(Stored records)
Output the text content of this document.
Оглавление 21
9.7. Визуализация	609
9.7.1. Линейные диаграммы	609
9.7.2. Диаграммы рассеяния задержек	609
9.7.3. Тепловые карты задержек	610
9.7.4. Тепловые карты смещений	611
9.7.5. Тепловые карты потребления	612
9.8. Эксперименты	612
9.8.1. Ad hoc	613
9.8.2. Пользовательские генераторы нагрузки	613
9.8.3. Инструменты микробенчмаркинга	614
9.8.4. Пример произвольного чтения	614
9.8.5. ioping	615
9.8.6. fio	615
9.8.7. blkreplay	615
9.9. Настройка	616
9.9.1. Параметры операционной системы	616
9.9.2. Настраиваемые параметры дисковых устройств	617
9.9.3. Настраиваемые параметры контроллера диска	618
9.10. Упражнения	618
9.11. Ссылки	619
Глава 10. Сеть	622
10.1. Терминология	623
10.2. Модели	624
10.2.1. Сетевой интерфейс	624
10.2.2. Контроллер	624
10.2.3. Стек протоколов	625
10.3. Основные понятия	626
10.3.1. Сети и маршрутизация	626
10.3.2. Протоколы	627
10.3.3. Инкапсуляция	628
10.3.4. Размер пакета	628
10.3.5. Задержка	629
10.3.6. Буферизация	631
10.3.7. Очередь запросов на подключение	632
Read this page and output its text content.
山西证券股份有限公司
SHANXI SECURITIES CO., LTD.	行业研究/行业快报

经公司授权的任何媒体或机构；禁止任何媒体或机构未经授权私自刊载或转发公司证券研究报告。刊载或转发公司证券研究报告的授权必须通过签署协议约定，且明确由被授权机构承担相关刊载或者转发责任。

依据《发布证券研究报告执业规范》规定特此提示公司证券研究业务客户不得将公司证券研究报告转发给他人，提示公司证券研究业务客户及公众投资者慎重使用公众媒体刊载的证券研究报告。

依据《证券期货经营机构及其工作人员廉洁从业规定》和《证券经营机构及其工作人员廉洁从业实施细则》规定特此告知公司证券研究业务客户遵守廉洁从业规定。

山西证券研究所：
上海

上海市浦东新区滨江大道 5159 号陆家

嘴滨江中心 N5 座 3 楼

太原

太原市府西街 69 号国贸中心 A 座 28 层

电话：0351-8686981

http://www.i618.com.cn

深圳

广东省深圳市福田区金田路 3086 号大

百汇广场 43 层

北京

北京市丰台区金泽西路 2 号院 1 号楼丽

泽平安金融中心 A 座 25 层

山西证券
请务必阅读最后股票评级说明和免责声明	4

Your instructions
Return all the data exactly as given.

Solution to this task
Output the text content of this document.
Оглавление 21
9.7. Визуализация	609
9.7.1. Линейные диаграммы	609
9.7.2. Диаграммы рассеяния задержек	609
9.7.3. Тепловые карты задержек	610
9.7.4. Тепловые карты смещений	611
9.7.5. Тепловые карты потребления	612
9.8. Эксперименты	612
9.8.1. Ad hoc	613
9.8.2. Пользовательские генераторы нагрузки	613
9.8.3. Инструменты микробенчмаркинга	614
9.8.4. Пример произвольного чтения	614
9.8.5. ioping	615
9.8.6. fio	615
9.8.7. blkreplay	615
9.9. Настройка	616
9.9.1. Параметры операционной системы	616
9.9.2. Настраиваемые параметры дисковых устройств	617
9.9.3. Настраиваемые параметры контроллера диска	618
9.10. Упражнения	618
9.11. Ссылки	619
Глава 10. Сеть	622
10.1. Терминология	623
10.2. Модели	624
10.2.1. Сетевой интерфейс	624
10.2.2. Контроллер	624
10.2.3. Стек протоколов	625
10.3. Основные понятия	626
10.3.1. Сети и маршрутизация	626
10.3.2. Протоколы	627
10.3.3. Инкапсуляция	628
10.3.4. Размер пакета	628
10.3.5. Задержка	629
10.3.6. Буферизация	631
10.3.7. Очередь запросов на подключение	632
Read this page and output its text content.
山西证券股份有限公司
SHANXI SECURITIES CO., LTD.	行业研究/行业快报

经公司授权的任何媒体或机构；禁止任何媒体或机构未经授权私自刊载或转发公司证券研究报告。刊载或转发公司证券研究报告的授权必须通过签署协议约定，且明确由被授权机构承担相关刊载或者转发责任。

依据《发布证券研究报告执业规范》规定特此提示公司证券研究业务客户不得将公司证券研究报告转发给他人，提示公司证券研究业务客户及公众投资者慎重使用公众媒体刊载的证券研究报告。

依据《证券期货经营机构及其工作人员廉洁从业规定》和《证券经营机构及其工作人员廉洁从业实施细则》规定特此告知公司证券研究业务客户遵守廉洁从业规定。

山西证券研究所：
上海

上海市浦东新区滨江大道 5159 号陆家

嘴滨江中心 N5 座 3 楼

太原

太原市府西街 69 号国贸中心 A 座 28 层

电话：0351-8686981

http://www.i618.com.cn

深圳

广东省深圳市福田区金田路 3086 号大

百汇广场 43 层

北京

北京市丰台区金泽西路 2 号院 1 号楼丽

泽平安金融中心 A 座 25 层

山西证券
请务必阅读最后股票评级说明和免责声明	4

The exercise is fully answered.